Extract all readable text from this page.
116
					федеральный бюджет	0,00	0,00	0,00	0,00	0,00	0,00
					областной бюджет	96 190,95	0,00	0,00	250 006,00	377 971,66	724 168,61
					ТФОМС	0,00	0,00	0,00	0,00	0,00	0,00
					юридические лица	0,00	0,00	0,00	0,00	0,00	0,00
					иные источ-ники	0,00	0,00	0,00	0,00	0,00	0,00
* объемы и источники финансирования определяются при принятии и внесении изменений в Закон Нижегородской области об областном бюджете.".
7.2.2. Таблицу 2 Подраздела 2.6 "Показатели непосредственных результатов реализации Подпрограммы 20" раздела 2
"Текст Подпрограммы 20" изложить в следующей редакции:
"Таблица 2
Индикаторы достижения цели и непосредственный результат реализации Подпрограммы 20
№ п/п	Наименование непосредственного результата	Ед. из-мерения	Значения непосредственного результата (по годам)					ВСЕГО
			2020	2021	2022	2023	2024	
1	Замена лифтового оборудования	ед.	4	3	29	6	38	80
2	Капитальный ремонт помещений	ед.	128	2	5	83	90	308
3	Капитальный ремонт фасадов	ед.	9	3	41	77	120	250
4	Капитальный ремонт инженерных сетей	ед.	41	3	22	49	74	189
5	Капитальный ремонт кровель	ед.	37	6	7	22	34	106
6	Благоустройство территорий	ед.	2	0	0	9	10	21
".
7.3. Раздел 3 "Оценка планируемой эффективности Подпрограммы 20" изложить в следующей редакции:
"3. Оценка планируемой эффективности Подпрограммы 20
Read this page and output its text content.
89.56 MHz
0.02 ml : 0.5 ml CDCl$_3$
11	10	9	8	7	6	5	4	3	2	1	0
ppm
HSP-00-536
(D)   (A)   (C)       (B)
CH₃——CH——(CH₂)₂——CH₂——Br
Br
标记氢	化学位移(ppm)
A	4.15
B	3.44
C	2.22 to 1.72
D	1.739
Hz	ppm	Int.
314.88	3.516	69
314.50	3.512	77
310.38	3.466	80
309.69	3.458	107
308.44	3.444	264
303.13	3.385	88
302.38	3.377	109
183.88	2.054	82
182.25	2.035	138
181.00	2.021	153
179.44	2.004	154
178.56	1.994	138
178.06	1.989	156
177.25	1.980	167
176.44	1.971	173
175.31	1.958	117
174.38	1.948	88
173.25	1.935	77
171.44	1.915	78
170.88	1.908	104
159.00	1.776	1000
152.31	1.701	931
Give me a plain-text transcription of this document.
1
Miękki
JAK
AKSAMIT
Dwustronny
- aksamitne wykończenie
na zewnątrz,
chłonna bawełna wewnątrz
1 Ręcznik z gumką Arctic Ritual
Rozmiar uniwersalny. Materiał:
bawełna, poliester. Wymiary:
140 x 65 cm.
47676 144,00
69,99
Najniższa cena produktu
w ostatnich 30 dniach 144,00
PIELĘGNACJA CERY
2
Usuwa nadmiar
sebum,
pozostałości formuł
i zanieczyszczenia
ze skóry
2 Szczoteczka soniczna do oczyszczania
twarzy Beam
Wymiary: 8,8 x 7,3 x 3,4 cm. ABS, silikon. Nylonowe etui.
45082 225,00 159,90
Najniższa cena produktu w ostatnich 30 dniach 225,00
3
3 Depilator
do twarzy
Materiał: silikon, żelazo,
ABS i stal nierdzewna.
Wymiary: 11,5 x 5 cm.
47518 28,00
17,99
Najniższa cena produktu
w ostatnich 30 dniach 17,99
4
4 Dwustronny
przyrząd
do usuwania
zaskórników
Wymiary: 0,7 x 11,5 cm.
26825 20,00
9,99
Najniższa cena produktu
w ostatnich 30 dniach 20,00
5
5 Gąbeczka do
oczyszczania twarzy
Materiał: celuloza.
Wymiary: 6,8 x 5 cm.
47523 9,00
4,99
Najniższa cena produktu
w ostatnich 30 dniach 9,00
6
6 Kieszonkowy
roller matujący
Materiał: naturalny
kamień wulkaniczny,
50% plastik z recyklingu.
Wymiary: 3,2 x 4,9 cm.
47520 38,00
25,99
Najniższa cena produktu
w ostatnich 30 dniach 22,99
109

*****

Copy out every line holding the string "Materiał".

Expected answer ::
Rozmiar uniwersalny. Materiał:
Materiał: silikon, żelazo,
Materiał: celuloza.
Materiał: naturalny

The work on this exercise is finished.